AIM -> Reproduce, character for character, the material starting with the line that contains "189 807 220</box>" and going on through the line that contains "document-body <box>145 131 822 1222</box>", both of those lines included.

Dataset rows:

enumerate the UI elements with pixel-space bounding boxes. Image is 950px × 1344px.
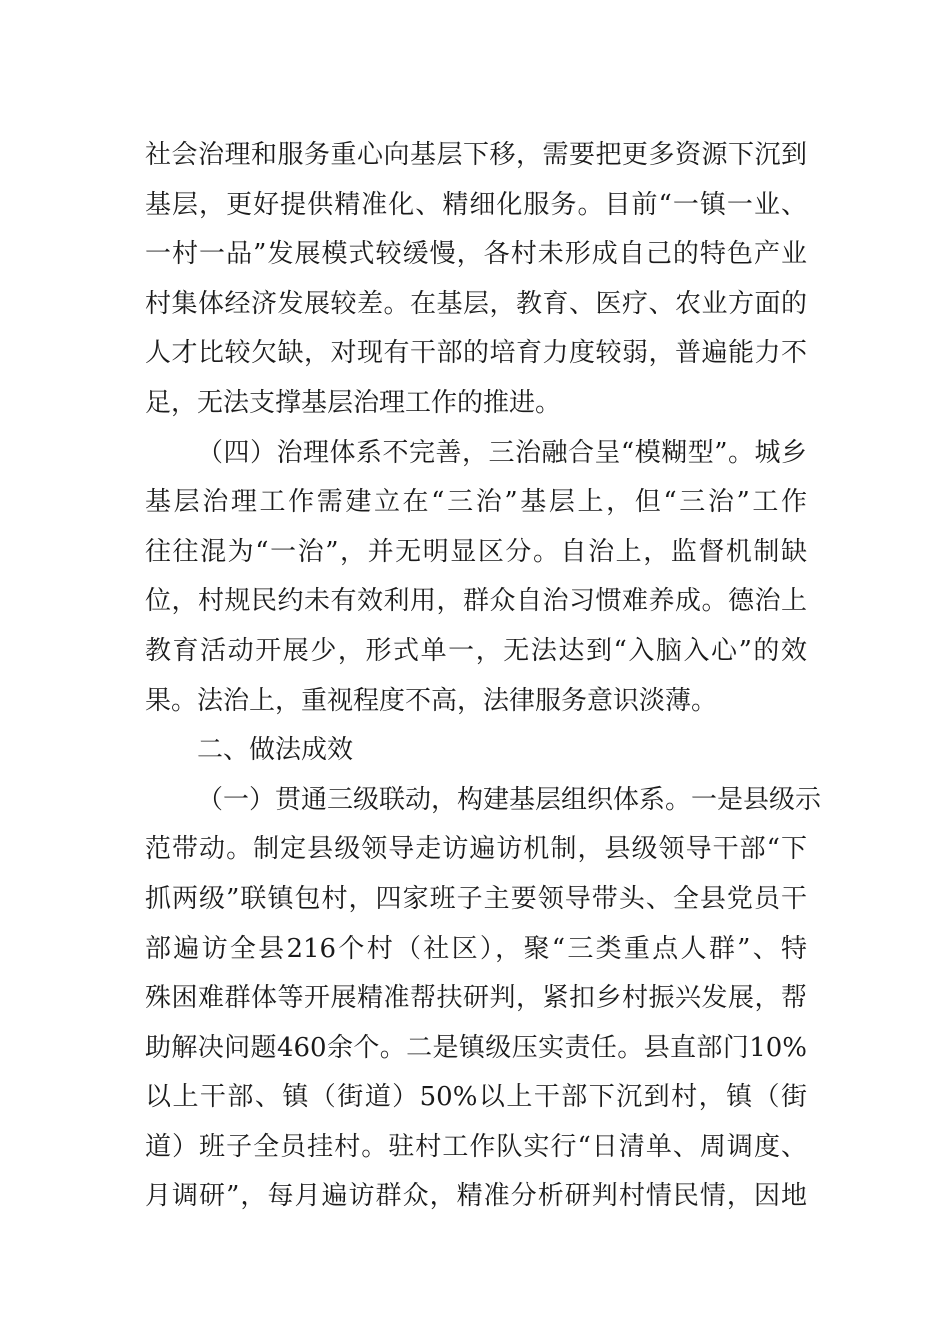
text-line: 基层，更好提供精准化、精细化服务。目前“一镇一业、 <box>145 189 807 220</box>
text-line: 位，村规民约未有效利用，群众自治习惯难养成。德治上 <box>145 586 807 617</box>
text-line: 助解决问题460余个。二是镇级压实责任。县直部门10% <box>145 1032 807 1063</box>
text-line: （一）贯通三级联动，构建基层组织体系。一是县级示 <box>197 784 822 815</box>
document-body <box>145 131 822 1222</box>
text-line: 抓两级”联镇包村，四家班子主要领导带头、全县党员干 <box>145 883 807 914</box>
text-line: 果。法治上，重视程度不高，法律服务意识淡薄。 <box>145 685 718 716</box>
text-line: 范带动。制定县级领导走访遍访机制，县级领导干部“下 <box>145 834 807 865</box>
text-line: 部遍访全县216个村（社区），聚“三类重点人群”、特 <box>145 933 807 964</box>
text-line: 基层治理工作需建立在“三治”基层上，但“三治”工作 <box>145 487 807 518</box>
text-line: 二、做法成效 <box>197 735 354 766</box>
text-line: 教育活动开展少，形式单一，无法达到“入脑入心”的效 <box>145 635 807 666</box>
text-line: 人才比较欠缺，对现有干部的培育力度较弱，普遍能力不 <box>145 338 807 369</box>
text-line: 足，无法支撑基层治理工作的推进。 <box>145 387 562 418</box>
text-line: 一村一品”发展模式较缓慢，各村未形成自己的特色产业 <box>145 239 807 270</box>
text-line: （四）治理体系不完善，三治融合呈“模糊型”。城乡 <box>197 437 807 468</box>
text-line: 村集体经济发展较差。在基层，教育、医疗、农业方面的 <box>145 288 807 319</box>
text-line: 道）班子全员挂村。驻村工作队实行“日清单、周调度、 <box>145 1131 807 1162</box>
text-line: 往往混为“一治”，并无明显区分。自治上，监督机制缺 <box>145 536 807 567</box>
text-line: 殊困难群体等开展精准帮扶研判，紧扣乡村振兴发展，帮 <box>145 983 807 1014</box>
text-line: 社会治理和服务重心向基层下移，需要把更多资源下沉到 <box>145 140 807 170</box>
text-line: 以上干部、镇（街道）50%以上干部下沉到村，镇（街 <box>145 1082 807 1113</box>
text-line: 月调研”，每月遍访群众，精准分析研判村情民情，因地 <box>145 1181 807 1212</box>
--
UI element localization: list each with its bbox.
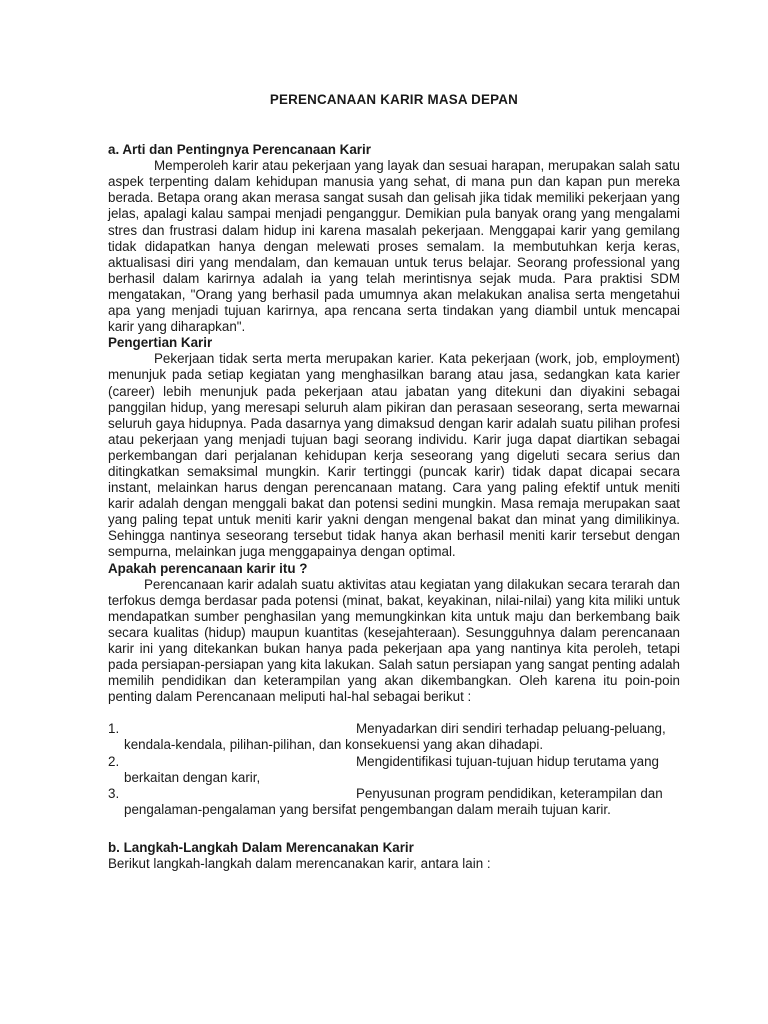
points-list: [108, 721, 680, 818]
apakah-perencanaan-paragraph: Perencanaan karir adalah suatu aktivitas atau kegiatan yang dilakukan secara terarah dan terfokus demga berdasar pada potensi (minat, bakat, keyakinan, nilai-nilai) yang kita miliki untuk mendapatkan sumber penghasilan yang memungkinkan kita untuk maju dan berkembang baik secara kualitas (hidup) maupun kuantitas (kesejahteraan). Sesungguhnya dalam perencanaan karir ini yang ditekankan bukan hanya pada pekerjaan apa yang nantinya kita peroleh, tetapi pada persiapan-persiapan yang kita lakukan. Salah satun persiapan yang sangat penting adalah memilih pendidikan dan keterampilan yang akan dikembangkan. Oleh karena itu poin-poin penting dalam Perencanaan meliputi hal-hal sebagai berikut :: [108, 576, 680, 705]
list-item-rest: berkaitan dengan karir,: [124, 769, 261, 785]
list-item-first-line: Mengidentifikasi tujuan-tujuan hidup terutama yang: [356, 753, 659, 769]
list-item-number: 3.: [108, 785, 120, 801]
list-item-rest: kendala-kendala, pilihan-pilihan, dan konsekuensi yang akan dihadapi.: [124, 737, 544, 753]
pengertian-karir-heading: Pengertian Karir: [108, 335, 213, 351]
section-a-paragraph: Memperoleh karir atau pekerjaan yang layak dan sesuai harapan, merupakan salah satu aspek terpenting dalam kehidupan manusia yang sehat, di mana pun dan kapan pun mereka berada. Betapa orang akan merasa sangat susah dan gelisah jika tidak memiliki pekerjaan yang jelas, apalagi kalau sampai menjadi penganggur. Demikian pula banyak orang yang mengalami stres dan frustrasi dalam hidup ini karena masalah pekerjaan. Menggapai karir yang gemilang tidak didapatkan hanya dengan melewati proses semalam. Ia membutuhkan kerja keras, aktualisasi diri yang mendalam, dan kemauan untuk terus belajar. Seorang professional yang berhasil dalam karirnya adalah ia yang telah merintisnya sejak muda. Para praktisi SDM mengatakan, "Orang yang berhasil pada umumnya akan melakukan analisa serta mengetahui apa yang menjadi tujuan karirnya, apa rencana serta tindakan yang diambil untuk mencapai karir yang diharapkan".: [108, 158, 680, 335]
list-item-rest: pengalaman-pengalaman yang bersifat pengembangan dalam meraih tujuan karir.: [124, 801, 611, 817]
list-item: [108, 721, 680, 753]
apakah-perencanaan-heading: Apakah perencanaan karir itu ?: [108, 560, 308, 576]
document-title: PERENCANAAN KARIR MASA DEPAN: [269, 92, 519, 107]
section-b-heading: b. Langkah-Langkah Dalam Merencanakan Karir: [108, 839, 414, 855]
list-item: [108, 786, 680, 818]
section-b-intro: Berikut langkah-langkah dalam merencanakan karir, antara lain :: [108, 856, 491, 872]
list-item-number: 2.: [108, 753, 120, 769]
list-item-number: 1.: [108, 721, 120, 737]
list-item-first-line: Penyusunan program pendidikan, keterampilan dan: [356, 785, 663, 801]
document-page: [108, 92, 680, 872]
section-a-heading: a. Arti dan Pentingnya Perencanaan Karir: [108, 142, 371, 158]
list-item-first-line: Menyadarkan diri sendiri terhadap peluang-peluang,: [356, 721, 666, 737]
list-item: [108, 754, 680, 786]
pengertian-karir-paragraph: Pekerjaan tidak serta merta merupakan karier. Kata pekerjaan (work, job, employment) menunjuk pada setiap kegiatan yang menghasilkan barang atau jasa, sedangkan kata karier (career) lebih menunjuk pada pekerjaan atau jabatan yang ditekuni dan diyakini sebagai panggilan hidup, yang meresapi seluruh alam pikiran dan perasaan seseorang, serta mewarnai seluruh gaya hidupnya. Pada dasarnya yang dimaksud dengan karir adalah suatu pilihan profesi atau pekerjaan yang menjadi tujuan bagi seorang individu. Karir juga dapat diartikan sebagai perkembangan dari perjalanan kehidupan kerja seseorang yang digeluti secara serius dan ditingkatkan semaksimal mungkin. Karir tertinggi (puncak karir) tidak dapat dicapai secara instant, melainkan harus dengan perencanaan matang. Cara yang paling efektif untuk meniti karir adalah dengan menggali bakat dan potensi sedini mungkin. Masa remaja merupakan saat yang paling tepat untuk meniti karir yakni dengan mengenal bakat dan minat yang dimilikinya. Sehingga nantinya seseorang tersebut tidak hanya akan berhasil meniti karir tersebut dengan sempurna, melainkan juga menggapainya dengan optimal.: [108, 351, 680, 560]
--
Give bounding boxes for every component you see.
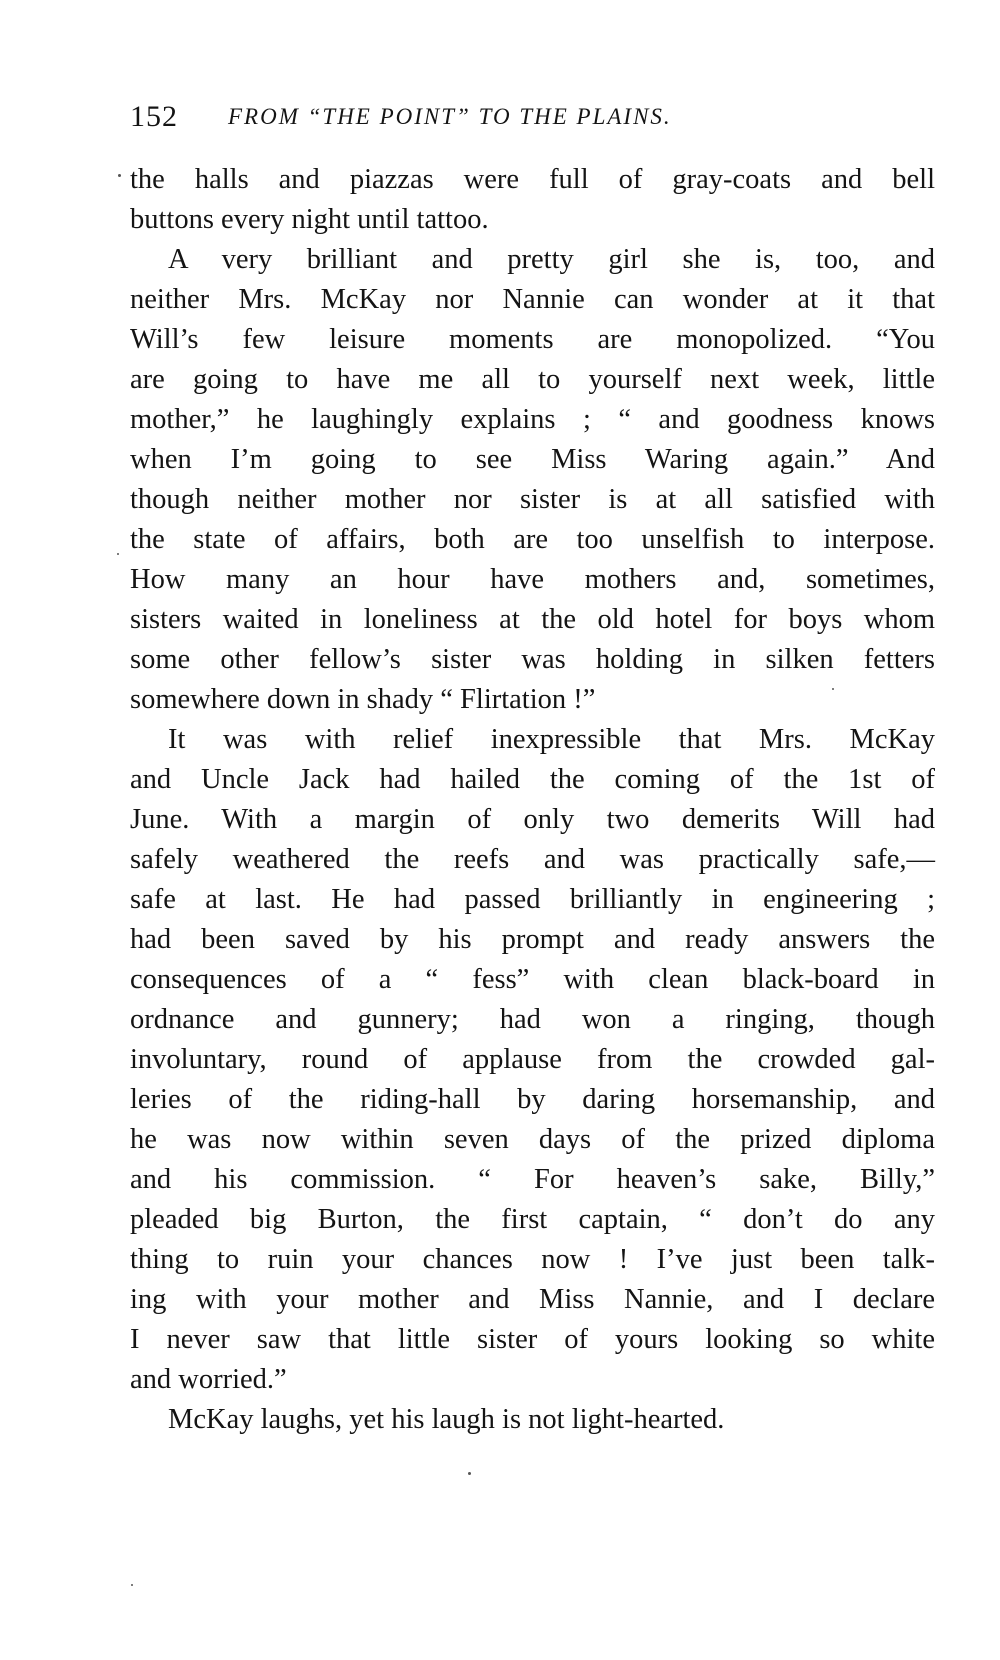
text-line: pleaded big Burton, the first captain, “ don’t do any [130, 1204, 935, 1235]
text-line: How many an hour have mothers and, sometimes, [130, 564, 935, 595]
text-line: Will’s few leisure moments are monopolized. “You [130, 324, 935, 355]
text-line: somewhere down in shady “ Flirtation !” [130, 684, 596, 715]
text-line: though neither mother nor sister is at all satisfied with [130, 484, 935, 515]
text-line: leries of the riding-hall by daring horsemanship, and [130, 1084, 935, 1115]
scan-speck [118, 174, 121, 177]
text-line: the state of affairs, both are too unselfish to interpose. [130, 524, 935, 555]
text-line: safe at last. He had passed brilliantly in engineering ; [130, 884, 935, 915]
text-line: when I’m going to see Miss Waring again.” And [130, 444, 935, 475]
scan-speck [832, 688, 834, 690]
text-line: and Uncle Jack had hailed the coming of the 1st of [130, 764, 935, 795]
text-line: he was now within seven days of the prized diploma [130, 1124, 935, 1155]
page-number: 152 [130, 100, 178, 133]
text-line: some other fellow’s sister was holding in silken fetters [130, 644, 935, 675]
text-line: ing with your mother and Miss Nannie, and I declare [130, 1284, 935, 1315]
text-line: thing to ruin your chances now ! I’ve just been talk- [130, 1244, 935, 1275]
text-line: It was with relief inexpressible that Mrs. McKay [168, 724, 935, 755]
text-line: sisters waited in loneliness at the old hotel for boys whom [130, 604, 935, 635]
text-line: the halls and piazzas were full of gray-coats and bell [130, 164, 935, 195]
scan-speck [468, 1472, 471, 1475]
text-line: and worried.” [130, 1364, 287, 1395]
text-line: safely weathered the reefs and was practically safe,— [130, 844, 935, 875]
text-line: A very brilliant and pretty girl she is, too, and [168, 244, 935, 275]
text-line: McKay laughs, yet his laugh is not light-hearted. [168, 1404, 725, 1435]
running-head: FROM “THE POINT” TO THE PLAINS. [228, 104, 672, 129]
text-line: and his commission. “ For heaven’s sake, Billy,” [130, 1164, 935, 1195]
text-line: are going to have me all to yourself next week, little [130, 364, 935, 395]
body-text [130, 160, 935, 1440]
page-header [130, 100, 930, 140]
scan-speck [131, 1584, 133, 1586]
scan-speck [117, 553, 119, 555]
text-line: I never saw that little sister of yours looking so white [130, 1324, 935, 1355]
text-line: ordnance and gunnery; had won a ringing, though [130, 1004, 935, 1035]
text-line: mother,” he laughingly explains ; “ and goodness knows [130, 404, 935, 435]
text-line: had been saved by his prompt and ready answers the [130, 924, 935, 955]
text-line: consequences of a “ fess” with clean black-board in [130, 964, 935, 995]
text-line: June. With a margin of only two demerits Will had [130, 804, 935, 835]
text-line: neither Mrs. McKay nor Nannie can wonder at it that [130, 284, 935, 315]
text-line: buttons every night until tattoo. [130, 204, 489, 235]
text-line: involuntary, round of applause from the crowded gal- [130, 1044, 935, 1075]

RESULT ->
text-line: 基层，更好提供精准化、精细化服务。目前“一镇一业、 <box>145 189 807 220</box>
text-line: 位，村规民约未有效利用，群众自治习惯难养成。德治上 <box>145 586 807 617</box>
text-line: 助解决问题460余个。二是镇级压实责任。县直部门10% <box>145 1032 807 1063</box>
text-line: （一）贯通三级联动，构建基层组织体系。一是县级示 <box>197 784 822 815</box>
document-body <box>145 131 822 1222</box>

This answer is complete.